• **Текст для чтения**
________________________
Разумеется, о татарах могут писать сами татары, о бурятах – буряты и так далее. И пишут. Не так много, но где-то раз в два-три года что-то печатается. Изредка – привлекает к себе внимание и за пределами литературных кругов. «Салам тебе, Далгат!» Алисы Ганиевой (2009). «Шалинский рейд» Германа Садулаева (2010). «Зулейха открывает глаза» Гузель Яхиной (2015).
Речь не об этом. Речь – об интересе к этническому другому. Когда писатель вылезает из собственной этнической шкуры и пытается влезть в чужую – или хотя бы примерить ее на себя. Ощутить себя «хоть негром преклонных годов» (немцем, казахом, армянином…).
В русской классике, кстати, особой сложности с этим не было. Разнообразна этническая гамма у Пушкина: украинцы, горцы, немцы, цыгане, западные славяне, испанцы… У Лермонтова, у Толстого. Да и в советское время русские довольно охотно писали про не-русских. Особенно в двадцатые-тридцатые годы. Платонов, Вс. Иванов, Фадеев… Потом меньше, это уже стало жестче фильтроваться, становилось более казенным. Как это точно описала Дина Рубина в повести «Камера наезжает!», «надо подумать, как верно расставить национальные акценты…»
________________________
• **Выдержки из данных**
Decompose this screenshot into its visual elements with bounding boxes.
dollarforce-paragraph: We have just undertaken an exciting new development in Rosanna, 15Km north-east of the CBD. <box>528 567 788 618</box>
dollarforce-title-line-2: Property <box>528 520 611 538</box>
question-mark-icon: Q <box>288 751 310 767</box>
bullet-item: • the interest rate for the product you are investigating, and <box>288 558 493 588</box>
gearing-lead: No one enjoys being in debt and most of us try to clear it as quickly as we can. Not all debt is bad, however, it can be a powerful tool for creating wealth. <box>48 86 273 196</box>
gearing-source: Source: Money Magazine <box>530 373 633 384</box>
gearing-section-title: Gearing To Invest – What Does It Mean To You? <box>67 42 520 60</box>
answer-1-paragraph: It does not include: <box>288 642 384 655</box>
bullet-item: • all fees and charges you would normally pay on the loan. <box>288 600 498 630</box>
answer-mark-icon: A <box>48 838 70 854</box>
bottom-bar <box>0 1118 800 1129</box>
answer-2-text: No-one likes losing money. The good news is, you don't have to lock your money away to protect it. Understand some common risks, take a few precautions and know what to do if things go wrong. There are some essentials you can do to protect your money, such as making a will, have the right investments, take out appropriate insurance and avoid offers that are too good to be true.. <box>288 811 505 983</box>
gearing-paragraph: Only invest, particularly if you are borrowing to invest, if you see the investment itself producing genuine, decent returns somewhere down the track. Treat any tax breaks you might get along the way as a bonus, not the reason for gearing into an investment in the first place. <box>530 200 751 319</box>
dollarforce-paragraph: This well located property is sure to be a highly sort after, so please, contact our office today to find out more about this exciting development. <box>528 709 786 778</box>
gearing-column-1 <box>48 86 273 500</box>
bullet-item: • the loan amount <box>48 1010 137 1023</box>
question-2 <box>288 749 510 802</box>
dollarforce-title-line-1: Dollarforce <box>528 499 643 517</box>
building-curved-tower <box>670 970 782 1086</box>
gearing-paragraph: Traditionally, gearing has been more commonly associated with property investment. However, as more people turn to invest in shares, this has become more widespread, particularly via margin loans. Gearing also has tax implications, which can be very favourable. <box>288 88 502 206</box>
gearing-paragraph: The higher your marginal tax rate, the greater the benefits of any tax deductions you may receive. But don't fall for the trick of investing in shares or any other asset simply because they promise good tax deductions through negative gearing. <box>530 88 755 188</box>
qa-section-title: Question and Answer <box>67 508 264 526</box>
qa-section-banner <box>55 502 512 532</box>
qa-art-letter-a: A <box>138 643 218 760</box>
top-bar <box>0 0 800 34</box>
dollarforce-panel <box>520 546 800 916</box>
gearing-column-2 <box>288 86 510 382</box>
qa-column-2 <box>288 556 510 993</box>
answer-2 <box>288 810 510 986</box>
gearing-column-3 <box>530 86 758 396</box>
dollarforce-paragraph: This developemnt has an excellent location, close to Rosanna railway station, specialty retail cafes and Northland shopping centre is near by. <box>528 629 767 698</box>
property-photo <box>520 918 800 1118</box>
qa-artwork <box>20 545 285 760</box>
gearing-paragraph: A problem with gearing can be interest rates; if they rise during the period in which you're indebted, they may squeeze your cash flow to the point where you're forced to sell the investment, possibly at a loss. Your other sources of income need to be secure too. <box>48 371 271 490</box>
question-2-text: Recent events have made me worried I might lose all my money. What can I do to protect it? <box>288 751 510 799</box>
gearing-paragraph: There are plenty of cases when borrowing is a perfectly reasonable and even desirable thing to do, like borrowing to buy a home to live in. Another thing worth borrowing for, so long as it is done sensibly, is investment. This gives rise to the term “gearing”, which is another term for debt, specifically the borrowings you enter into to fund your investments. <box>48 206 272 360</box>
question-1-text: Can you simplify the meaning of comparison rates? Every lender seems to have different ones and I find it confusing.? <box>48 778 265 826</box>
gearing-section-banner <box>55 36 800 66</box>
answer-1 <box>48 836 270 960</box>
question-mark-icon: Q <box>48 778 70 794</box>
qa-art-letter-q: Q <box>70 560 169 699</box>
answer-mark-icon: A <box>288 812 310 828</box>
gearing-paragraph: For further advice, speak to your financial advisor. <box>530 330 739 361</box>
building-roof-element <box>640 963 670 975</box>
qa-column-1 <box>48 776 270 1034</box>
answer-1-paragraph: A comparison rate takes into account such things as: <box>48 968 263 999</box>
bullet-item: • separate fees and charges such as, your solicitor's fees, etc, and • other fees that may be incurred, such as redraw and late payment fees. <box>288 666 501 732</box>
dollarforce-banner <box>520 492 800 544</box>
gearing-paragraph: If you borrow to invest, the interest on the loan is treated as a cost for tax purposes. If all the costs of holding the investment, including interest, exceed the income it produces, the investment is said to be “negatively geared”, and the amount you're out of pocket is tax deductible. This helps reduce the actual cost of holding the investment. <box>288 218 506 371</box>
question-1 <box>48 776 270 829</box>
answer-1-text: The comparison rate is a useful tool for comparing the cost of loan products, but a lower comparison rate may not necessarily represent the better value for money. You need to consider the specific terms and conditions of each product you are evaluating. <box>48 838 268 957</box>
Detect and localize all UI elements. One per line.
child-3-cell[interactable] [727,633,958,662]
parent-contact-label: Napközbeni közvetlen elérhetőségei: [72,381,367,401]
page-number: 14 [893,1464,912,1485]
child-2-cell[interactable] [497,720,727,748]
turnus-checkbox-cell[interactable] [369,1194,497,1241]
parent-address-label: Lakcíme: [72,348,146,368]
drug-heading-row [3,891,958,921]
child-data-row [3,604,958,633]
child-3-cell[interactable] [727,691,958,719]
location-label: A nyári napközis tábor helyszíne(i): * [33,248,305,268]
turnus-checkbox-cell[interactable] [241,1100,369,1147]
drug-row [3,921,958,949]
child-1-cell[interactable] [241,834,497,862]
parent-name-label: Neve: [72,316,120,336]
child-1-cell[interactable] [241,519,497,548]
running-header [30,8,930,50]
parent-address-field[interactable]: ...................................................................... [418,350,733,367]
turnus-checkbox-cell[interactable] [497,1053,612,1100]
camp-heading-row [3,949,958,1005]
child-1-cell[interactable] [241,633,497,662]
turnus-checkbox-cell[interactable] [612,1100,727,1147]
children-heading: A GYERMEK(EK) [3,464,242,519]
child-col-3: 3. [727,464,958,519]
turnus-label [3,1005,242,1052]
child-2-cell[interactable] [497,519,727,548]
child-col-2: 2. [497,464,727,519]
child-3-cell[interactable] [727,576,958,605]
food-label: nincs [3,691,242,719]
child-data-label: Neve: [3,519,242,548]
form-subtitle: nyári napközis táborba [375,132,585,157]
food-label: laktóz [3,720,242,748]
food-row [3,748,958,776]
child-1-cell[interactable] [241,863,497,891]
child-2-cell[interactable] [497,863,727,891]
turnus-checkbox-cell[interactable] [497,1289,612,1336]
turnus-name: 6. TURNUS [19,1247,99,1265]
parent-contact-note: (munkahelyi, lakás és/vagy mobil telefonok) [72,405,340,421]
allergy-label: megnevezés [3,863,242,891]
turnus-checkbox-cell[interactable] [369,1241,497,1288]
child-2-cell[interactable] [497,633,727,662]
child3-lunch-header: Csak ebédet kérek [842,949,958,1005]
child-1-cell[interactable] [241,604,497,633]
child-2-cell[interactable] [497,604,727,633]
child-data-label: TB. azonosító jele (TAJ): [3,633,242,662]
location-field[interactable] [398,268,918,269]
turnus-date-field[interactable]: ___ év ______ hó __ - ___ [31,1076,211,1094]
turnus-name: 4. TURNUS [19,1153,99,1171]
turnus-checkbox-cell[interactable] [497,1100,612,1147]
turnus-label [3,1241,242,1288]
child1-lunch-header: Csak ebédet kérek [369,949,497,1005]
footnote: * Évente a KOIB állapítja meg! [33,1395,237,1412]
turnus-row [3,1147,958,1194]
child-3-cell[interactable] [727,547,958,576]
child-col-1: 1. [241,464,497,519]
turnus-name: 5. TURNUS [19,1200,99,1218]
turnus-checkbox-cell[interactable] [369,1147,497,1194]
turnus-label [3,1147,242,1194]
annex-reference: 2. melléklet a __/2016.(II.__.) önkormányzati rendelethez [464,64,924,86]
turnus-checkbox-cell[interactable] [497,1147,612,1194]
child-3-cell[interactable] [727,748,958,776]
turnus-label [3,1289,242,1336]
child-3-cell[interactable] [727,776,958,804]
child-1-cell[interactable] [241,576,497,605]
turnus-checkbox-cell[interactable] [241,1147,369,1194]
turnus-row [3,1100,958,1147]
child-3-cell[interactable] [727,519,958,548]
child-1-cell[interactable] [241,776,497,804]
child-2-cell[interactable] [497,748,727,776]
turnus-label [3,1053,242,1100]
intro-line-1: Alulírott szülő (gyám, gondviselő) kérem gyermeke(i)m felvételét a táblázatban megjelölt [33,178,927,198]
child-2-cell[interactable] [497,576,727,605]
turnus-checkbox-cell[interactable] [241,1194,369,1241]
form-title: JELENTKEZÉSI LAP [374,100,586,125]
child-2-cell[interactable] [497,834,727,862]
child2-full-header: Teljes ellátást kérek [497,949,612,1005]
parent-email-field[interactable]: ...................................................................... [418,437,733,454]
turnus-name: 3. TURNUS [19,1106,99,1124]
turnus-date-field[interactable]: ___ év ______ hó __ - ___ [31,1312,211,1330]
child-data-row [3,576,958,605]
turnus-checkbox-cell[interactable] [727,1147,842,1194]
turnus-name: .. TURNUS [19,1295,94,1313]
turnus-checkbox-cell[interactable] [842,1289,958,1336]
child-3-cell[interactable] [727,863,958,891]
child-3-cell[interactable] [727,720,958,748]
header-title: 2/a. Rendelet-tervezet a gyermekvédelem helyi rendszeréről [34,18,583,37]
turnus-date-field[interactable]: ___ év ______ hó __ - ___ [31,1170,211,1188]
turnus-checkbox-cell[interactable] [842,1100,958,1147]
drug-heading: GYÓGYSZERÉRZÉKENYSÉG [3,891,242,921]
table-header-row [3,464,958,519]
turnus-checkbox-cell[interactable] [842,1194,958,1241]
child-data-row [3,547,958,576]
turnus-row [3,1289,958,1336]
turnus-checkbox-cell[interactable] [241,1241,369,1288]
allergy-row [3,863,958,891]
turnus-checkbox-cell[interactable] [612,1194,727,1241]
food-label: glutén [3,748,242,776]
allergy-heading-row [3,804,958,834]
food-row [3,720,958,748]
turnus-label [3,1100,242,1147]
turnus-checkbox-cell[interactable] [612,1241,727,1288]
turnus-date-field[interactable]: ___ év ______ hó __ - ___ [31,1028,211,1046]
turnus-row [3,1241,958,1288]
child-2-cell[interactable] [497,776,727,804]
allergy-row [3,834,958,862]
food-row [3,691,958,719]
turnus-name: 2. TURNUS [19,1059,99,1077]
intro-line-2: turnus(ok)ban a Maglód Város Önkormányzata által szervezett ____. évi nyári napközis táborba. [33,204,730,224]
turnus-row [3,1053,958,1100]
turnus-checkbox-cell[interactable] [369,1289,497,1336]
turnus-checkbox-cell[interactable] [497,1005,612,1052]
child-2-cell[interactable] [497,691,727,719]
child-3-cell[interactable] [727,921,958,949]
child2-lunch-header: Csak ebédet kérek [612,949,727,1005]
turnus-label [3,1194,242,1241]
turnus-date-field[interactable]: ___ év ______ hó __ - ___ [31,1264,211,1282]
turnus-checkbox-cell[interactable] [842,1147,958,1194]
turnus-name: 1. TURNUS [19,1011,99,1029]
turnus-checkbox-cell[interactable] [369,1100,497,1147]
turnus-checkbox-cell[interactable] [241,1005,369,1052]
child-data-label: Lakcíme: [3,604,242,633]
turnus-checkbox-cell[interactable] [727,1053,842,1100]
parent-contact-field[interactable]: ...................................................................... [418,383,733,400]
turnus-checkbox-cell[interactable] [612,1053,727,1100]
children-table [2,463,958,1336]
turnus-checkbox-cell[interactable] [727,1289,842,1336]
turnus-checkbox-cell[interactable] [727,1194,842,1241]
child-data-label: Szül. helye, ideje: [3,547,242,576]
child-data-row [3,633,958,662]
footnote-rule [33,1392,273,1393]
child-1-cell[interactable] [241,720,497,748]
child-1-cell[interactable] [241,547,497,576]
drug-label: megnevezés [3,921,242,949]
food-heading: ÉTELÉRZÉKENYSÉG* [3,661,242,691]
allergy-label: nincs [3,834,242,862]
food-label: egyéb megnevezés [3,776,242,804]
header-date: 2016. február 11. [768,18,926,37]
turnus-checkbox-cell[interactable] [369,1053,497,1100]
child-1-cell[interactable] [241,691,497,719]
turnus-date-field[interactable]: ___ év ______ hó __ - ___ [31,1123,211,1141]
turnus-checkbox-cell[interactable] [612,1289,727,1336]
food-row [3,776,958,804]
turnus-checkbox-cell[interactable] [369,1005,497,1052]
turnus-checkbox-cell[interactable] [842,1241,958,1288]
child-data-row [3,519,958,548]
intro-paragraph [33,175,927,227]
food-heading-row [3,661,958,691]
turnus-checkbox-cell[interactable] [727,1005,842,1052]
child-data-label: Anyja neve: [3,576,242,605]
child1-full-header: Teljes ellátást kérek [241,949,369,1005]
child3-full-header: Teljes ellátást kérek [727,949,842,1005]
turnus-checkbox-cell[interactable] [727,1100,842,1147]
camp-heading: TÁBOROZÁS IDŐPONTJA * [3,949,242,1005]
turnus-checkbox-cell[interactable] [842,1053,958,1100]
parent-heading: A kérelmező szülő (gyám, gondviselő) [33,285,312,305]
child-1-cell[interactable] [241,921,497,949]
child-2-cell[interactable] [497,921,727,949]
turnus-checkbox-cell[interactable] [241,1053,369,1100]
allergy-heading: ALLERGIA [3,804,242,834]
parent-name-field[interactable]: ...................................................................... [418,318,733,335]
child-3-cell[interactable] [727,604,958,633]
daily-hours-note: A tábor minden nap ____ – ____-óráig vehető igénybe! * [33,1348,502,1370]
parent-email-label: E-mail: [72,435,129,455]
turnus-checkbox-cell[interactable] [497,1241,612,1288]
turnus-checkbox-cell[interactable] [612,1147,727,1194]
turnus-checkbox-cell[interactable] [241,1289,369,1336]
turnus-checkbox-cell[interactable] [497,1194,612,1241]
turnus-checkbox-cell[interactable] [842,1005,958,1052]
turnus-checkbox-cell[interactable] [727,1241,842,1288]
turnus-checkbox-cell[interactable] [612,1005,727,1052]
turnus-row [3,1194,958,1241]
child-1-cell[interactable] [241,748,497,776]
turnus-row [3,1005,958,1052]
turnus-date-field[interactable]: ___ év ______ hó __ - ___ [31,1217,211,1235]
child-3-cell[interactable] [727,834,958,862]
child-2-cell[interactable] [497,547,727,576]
________________________
• **Условия задания**
• a. Какой год указан в тексте для чтения рядом с «Зулейха открывает глаза» Гузель Яхиной?
• b. Переведите на английский язык предложение из текста для чтения: «В русской классике, кстати, особой сложности с этим не было».

• **Ответы по заданиям**
• a. 2015 год.

• b. In Russian classical literature, incidentally, there was no particular difficulty with this.